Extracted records

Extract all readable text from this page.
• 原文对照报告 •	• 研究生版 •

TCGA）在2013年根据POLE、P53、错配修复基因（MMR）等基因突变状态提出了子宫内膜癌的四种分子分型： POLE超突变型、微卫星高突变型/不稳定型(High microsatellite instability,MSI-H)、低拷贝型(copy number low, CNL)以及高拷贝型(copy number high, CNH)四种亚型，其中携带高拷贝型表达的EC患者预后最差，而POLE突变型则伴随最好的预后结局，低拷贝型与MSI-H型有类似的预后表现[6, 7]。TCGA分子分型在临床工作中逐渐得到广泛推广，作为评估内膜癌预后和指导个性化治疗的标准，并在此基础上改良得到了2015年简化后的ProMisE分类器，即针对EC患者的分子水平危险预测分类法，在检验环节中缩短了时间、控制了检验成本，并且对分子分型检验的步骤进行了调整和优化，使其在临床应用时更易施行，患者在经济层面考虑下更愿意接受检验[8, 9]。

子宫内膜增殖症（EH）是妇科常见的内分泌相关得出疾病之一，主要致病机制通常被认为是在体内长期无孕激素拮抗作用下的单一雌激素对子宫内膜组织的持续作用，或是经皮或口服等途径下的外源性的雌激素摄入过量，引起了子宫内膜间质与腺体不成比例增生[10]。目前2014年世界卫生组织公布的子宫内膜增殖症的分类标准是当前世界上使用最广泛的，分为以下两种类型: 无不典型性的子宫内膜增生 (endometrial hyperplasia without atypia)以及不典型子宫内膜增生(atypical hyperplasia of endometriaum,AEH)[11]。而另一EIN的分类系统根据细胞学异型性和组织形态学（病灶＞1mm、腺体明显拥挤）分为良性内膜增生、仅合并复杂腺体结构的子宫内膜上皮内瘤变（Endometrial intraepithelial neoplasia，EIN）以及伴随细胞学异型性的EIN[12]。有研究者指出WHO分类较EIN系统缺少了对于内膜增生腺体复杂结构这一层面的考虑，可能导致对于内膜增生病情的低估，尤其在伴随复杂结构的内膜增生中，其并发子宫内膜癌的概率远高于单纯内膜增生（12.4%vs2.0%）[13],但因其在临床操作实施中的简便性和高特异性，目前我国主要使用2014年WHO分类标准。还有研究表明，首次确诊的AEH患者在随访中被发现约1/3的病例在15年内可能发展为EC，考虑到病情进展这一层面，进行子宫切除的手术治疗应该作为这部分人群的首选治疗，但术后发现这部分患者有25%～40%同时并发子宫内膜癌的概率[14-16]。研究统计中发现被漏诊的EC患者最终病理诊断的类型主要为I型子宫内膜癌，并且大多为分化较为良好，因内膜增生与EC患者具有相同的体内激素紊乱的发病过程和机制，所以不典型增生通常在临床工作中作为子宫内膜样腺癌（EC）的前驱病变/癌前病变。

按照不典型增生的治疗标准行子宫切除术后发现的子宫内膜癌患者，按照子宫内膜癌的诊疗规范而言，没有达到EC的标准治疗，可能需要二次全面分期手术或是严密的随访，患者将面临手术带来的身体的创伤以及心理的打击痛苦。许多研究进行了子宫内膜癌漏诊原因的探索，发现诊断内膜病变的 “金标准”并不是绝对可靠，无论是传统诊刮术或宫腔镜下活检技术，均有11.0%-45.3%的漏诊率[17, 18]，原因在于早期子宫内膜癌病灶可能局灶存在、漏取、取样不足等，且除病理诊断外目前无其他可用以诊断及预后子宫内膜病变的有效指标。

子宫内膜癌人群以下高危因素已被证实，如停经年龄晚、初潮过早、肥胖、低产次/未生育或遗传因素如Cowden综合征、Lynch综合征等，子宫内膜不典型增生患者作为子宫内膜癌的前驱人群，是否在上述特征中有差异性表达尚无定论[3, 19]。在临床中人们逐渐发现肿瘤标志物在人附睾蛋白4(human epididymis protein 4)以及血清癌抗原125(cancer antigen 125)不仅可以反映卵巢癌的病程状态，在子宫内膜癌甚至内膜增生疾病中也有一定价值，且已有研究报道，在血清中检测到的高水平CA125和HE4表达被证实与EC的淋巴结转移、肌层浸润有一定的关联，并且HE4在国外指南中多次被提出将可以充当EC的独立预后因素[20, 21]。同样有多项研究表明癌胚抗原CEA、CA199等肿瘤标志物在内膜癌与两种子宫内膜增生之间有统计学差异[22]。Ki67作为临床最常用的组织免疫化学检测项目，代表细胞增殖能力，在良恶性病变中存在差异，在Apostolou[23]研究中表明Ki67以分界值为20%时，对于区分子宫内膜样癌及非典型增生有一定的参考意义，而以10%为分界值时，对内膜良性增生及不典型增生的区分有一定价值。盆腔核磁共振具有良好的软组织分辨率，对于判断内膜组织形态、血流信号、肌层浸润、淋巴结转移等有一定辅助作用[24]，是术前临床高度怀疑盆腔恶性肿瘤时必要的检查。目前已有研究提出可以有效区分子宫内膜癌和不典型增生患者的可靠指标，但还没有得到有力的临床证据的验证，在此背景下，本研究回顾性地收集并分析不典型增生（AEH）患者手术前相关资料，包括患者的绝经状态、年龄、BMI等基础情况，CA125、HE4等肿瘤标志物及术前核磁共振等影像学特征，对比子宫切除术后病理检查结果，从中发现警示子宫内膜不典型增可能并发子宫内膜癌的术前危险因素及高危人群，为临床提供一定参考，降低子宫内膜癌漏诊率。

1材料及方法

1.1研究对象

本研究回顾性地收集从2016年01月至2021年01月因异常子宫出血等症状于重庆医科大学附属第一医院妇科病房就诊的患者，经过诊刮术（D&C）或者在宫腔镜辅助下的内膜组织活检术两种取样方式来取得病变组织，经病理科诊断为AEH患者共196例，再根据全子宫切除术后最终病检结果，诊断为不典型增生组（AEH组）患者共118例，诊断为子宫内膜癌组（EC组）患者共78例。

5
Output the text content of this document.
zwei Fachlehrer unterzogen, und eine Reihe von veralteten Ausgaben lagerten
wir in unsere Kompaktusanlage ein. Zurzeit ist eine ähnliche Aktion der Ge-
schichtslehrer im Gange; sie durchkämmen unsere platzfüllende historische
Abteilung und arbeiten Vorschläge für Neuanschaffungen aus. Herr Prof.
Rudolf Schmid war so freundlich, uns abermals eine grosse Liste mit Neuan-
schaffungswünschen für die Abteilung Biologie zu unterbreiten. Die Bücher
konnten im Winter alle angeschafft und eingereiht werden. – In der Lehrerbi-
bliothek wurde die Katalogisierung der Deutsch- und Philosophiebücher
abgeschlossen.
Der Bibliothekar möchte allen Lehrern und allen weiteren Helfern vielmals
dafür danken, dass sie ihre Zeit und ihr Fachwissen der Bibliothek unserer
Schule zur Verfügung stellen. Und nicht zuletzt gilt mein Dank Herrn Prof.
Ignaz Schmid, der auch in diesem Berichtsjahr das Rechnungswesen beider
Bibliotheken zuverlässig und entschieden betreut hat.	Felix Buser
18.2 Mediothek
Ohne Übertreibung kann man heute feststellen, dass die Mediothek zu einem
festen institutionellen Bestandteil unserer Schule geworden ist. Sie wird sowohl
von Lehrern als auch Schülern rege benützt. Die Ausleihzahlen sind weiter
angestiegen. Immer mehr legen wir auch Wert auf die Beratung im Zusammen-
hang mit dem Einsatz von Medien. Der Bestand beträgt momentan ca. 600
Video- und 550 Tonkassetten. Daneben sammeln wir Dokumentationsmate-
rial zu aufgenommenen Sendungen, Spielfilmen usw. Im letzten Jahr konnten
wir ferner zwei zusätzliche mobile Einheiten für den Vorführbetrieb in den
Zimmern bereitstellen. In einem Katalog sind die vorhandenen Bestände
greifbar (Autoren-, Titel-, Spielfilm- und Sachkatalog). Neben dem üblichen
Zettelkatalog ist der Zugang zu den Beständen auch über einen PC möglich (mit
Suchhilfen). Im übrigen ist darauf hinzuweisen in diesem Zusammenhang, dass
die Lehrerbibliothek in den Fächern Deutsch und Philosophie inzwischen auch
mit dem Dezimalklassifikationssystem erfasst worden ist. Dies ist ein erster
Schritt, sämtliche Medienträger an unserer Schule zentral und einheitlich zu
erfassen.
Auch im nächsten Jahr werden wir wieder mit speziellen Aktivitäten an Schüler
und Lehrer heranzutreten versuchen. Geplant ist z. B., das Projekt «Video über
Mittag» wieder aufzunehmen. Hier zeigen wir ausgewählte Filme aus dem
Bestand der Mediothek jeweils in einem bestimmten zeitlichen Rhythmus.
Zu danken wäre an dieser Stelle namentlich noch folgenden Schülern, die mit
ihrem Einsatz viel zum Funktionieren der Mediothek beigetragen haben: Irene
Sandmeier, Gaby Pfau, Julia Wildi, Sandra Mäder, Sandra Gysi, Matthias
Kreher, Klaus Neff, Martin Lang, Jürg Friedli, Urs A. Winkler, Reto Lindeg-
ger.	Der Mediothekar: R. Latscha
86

* [WORK ITEM]:
Check each line of the data above, and please copy the ones in which the string "Einsatz" occurs.

* [SOLUTION TO THIS TASK]:
hang mit dem Einsatz von Medien. Der Bestand beträgt momentan ca. 600
ihrem Einsatz viel zum Funktionieren der Mediothek beigetragen haben: Irene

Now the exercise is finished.